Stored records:
● ● ●

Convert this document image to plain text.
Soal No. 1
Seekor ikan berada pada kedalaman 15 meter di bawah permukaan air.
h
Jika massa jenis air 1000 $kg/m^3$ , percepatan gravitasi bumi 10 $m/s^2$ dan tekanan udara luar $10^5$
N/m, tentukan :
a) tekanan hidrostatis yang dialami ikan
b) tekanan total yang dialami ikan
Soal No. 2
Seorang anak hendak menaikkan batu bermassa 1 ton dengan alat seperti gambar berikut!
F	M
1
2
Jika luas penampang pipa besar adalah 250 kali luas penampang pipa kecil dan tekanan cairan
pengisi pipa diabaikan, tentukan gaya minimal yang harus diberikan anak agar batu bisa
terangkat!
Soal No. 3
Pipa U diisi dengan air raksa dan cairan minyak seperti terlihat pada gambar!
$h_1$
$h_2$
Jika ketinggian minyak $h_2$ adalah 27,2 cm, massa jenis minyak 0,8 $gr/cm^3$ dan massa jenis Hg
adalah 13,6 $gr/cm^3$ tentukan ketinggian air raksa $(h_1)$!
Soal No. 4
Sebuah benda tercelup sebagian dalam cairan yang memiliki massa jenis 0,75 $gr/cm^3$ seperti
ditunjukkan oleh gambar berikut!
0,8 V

● ● ●

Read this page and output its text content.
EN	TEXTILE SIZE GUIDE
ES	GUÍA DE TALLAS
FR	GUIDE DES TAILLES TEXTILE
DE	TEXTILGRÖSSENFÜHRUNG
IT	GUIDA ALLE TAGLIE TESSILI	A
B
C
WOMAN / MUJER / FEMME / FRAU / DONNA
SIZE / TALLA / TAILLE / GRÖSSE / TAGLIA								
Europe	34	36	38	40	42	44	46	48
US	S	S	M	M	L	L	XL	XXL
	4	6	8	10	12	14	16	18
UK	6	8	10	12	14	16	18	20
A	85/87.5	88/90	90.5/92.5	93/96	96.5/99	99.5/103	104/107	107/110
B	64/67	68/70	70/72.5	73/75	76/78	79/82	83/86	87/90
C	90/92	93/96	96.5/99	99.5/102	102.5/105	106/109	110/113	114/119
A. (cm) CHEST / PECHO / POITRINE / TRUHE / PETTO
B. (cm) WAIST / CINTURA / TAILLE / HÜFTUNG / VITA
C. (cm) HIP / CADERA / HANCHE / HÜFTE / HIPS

● ● ●

> **Task to carry out**: Which lines contain "adalah"? Copy each of them out.

> **Solution to this exercise**:
Jika luas penampang pipa besar adalah 250 kali luas penampang pipa kecil dan tekanan cairan
Jika ketinggian minyak $h_2$ adalah 27,2 cm, massa jenis minyak 0,8 $gr/cm^3$ dan massa jenis Hg
adalah 13,6 $gr/cm^3$ tentukan ketinggian air raksa $(h_1)$!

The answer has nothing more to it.